Chart and figure data:

━━━━

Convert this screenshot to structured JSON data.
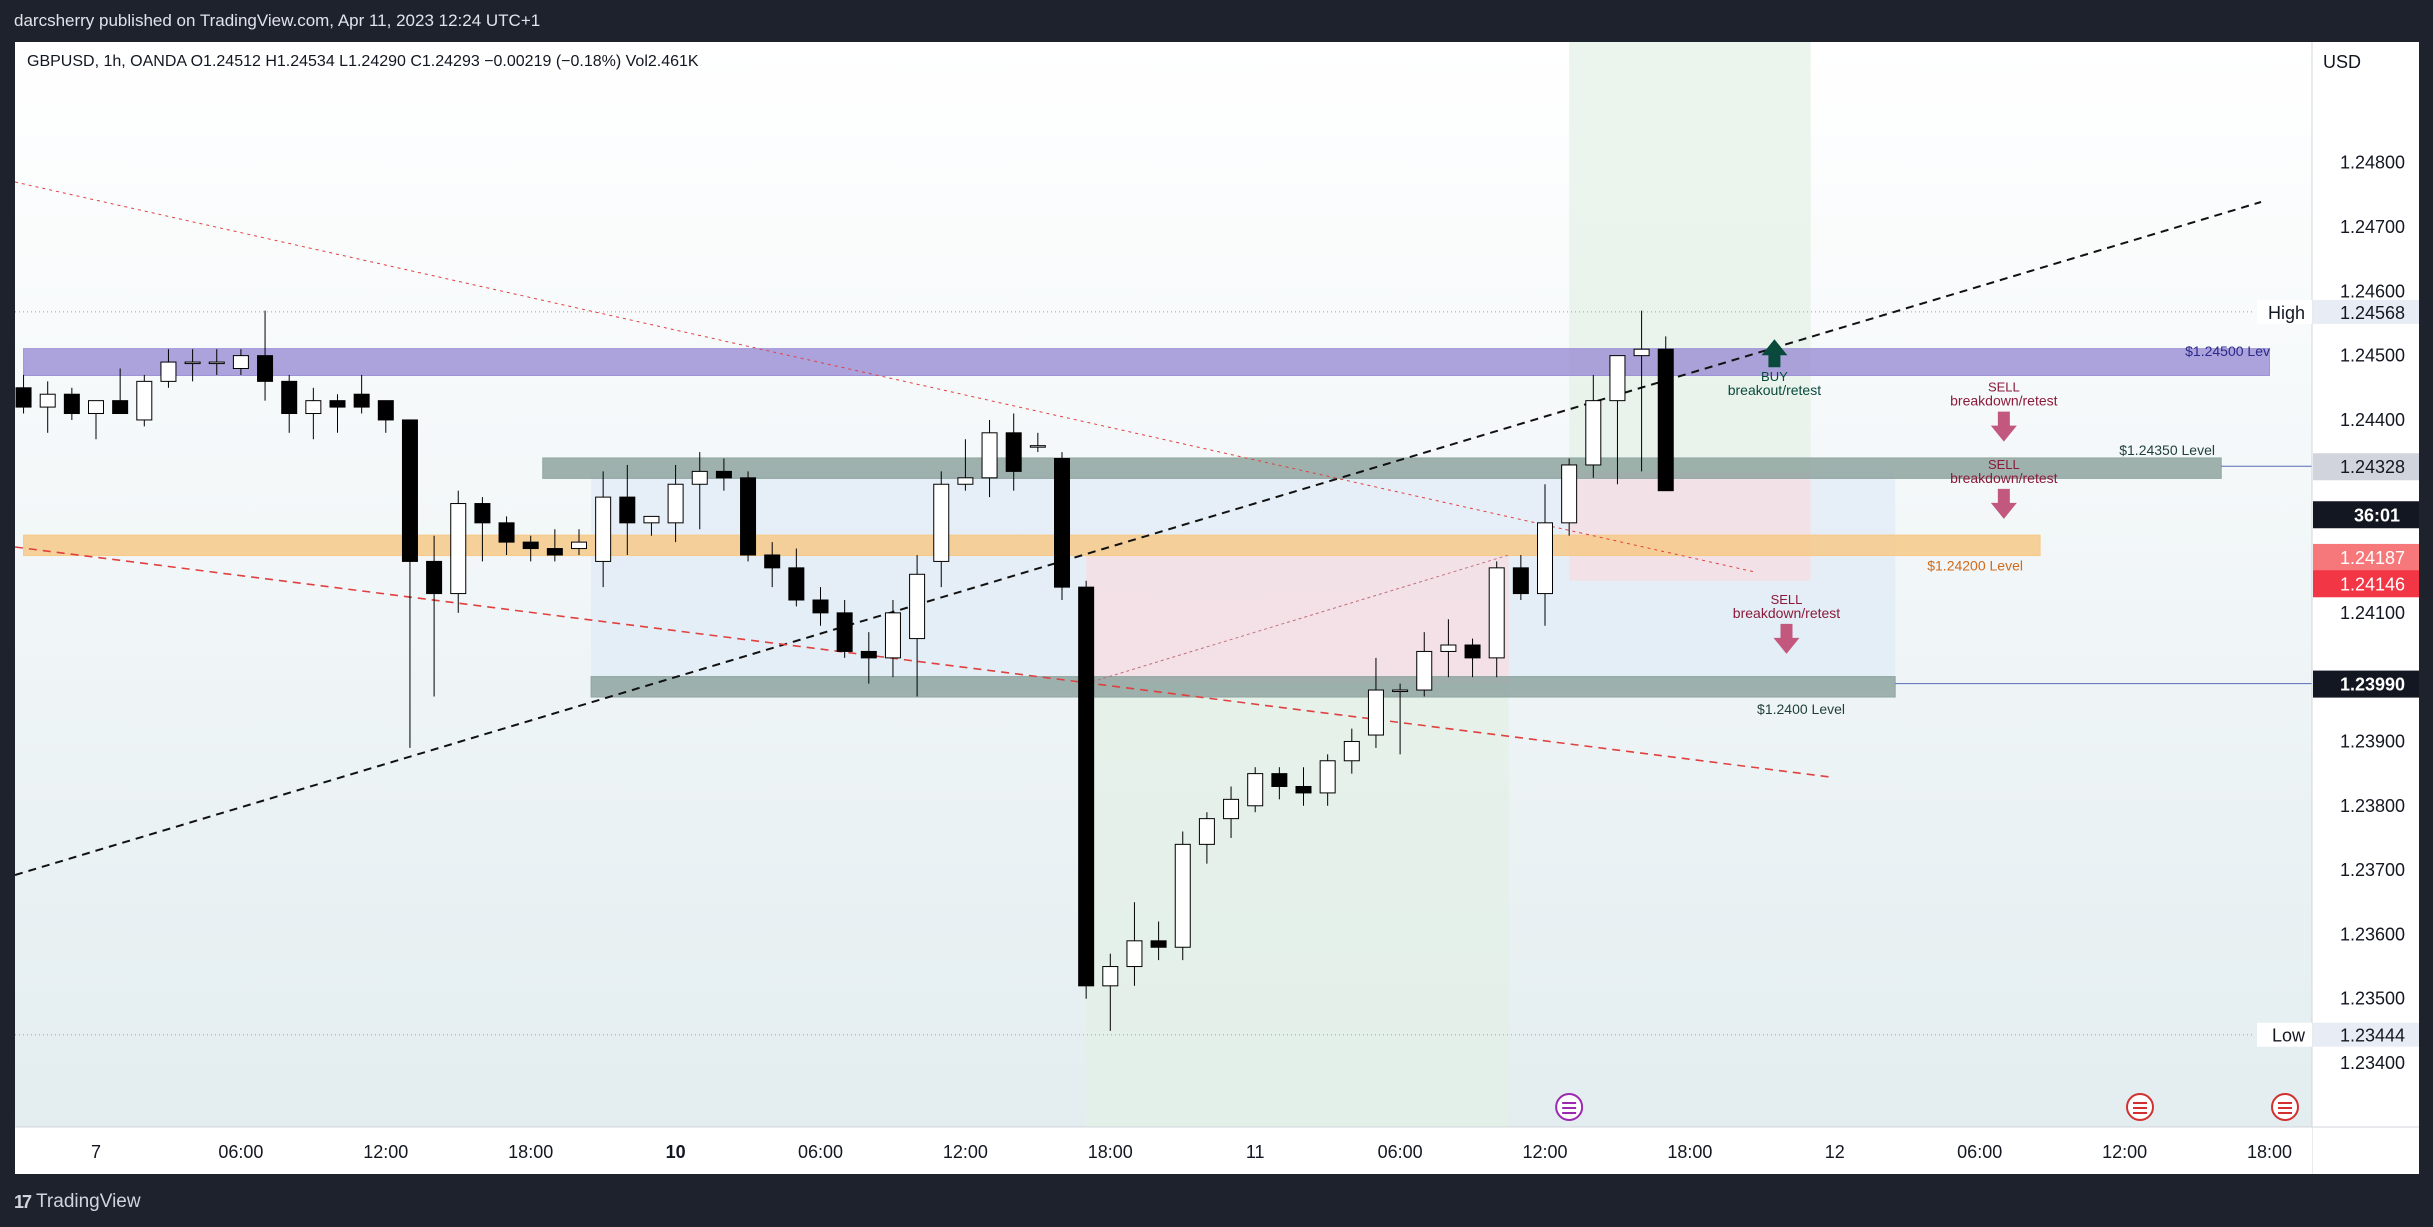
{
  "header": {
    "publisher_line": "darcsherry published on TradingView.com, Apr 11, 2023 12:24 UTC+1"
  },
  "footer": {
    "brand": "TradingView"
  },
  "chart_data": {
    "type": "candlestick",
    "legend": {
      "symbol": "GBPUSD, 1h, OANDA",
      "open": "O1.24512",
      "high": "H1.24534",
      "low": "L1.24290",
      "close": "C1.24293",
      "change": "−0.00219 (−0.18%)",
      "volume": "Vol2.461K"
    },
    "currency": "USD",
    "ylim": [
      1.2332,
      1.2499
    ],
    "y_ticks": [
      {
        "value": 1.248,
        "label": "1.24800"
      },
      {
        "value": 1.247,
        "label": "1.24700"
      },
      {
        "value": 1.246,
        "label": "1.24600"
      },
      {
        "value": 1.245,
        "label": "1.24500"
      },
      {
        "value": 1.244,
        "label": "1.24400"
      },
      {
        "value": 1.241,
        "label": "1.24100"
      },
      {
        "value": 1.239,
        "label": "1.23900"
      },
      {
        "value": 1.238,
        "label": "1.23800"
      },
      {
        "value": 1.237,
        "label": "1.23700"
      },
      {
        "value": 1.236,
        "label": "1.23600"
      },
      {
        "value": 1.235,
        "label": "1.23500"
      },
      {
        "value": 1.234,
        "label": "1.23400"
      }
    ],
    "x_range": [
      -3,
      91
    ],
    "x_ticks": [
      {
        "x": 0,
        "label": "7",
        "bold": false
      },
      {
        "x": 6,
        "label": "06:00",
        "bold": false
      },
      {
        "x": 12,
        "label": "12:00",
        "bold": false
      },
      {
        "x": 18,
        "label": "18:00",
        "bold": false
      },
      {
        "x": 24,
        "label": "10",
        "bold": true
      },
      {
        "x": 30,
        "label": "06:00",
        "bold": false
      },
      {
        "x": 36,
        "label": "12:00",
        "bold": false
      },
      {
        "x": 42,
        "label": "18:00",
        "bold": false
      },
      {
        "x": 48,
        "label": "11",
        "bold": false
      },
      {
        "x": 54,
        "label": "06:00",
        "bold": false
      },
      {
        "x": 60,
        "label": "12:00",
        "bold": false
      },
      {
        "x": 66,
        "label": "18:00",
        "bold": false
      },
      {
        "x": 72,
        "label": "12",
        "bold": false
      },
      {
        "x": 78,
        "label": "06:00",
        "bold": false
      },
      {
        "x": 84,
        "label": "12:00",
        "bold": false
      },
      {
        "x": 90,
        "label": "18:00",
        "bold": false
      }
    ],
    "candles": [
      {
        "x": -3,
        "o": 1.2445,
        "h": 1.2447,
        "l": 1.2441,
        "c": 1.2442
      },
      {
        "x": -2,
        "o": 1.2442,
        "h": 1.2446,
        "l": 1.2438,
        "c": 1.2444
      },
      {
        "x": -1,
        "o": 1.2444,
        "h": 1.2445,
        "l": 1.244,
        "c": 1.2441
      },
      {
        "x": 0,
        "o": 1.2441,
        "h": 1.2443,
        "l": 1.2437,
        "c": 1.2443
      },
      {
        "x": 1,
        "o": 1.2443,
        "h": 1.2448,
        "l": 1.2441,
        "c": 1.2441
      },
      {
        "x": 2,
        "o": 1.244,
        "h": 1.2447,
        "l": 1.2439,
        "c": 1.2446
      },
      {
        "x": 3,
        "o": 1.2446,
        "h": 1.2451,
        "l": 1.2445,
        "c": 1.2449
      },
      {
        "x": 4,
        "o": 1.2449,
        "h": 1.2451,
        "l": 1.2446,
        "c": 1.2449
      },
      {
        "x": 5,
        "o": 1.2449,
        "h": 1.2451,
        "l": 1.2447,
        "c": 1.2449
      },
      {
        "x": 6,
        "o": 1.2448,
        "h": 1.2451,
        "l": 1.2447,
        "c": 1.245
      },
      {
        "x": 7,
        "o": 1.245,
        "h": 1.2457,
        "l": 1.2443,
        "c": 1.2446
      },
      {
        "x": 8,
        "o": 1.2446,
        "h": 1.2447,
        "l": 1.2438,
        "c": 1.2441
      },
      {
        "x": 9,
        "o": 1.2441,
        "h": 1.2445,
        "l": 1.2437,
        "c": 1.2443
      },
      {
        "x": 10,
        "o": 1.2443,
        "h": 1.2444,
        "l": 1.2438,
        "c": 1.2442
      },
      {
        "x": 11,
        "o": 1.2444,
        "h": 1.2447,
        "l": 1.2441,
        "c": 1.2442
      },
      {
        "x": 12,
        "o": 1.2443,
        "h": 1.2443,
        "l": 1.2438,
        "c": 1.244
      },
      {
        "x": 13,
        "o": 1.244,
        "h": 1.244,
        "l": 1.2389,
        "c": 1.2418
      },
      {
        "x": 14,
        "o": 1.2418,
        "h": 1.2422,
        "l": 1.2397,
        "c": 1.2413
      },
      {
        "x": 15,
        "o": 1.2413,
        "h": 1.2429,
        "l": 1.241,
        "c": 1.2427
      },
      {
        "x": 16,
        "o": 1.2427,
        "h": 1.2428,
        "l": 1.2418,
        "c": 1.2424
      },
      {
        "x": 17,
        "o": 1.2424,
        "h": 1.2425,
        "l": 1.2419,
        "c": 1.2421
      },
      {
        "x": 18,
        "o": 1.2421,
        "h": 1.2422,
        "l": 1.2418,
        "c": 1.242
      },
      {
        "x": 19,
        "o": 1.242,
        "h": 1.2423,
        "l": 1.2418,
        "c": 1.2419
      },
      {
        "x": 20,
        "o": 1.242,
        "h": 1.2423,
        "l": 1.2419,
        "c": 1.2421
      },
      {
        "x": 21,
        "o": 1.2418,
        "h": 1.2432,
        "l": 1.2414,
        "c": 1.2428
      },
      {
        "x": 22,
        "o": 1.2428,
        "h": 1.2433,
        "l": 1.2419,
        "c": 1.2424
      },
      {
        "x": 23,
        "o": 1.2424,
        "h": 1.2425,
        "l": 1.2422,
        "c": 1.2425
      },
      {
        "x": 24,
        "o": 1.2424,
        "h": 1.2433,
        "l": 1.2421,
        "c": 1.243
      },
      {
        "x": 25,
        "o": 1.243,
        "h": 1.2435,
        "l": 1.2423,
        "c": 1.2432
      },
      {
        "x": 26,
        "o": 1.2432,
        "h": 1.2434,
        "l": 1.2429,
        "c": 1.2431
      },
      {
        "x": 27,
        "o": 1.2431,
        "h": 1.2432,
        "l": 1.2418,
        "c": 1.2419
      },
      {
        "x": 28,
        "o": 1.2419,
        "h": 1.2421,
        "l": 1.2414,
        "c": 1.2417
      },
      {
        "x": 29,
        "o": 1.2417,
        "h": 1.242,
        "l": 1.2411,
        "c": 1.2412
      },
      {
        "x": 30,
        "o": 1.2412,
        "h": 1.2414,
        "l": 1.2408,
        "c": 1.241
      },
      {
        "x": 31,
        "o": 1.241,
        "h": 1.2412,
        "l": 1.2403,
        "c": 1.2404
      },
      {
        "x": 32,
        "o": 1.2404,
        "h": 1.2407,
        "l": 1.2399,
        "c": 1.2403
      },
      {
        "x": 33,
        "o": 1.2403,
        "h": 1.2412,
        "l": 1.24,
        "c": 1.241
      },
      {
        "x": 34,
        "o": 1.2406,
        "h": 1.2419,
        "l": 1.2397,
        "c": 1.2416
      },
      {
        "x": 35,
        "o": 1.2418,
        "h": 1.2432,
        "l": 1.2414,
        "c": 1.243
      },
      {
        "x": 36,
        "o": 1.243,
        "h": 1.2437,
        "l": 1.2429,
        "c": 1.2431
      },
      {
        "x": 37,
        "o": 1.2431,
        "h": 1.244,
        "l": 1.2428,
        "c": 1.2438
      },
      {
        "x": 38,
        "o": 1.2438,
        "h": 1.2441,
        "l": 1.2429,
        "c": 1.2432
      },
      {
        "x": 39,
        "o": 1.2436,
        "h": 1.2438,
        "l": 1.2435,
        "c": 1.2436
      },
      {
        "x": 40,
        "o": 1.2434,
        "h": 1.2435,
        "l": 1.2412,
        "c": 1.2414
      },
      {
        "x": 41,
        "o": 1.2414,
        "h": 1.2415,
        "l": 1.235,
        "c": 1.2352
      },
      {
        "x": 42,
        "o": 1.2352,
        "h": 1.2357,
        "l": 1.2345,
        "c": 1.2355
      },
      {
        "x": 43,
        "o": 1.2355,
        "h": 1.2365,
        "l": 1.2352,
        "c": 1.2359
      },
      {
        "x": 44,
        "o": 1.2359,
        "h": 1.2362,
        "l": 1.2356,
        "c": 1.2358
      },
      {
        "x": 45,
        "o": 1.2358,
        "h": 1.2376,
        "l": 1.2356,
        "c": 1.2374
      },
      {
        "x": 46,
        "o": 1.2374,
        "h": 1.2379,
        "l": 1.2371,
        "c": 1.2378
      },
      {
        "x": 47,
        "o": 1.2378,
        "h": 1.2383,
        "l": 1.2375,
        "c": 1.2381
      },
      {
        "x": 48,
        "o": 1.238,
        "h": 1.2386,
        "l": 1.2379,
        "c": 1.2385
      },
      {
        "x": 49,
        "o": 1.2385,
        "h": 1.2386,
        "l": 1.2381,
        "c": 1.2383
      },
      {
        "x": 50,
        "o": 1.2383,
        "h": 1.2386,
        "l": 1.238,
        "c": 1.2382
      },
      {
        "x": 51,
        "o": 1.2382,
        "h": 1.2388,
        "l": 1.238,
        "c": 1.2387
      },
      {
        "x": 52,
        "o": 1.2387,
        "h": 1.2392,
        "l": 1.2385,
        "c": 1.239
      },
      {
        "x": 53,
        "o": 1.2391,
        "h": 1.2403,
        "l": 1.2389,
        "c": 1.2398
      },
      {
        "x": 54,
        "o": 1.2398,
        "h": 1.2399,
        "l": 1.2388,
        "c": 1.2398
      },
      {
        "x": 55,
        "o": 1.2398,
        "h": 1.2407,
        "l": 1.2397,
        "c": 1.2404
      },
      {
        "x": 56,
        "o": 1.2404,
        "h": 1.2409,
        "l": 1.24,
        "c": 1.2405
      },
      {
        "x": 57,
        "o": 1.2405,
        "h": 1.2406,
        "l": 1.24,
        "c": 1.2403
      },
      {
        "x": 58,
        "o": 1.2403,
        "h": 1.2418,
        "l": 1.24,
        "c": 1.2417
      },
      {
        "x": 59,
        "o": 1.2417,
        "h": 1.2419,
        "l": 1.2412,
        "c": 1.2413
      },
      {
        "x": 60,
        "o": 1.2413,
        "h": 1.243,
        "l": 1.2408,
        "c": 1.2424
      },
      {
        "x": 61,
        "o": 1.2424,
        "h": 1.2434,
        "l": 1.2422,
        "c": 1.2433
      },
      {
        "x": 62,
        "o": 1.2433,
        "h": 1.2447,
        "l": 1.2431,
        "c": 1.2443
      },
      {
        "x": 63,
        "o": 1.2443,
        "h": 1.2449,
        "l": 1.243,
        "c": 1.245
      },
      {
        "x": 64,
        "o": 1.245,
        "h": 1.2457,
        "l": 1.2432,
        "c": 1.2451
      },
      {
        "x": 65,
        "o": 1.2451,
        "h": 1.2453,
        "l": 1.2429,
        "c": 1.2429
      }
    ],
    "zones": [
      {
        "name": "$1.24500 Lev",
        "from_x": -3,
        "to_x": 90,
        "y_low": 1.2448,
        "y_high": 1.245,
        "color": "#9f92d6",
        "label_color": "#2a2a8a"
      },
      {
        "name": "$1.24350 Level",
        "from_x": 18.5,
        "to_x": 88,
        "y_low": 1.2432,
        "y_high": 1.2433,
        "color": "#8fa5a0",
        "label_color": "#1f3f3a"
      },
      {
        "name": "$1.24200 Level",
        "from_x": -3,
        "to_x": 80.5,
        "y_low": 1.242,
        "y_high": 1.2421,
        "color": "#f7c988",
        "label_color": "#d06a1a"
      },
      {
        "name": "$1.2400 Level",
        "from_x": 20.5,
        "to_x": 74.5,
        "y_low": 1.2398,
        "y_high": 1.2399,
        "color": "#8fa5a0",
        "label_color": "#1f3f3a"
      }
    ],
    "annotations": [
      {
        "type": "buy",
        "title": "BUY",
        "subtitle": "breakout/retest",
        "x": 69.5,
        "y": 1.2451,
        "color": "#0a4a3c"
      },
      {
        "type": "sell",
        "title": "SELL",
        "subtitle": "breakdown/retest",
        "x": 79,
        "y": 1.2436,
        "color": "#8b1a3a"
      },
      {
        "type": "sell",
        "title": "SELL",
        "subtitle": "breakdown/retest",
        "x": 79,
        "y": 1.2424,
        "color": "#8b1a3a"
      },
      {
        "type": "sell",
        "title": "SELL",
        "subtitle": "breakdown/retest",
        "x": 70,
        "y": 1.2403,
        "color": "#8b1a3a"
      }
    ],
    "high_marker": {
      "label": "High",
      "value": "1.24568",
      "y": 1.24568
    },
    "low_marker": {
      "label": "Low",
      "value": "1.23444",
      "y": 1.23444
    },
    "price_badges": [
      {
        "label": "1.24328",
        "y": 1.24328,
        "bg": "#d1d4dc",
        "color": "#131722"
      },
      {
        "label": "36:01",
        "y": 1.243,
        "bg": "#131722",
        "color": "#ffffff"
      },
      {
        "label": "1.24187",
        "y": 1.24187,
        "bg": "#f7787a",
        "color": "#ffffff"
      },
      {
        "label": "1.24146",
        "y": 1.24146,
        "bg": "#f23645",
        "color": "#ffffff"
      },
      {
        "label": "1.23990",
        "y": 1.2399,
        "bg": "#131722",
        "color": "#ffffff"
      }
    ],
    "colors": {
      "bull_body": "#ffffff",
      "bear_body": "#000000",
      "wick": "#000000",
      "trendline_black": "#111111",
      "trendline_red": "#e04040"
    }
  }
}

━━━━

- [EXERCISE BRIEF] Look through the data above. Each line containing the word "name" needs to be copied.

- [THE OUTPUT]
        "name": "$1.24500 Lev",
        "name": "$1.24350 Level",
        "name": "$1.24200 Level",
        "name": "$1.2400 Level",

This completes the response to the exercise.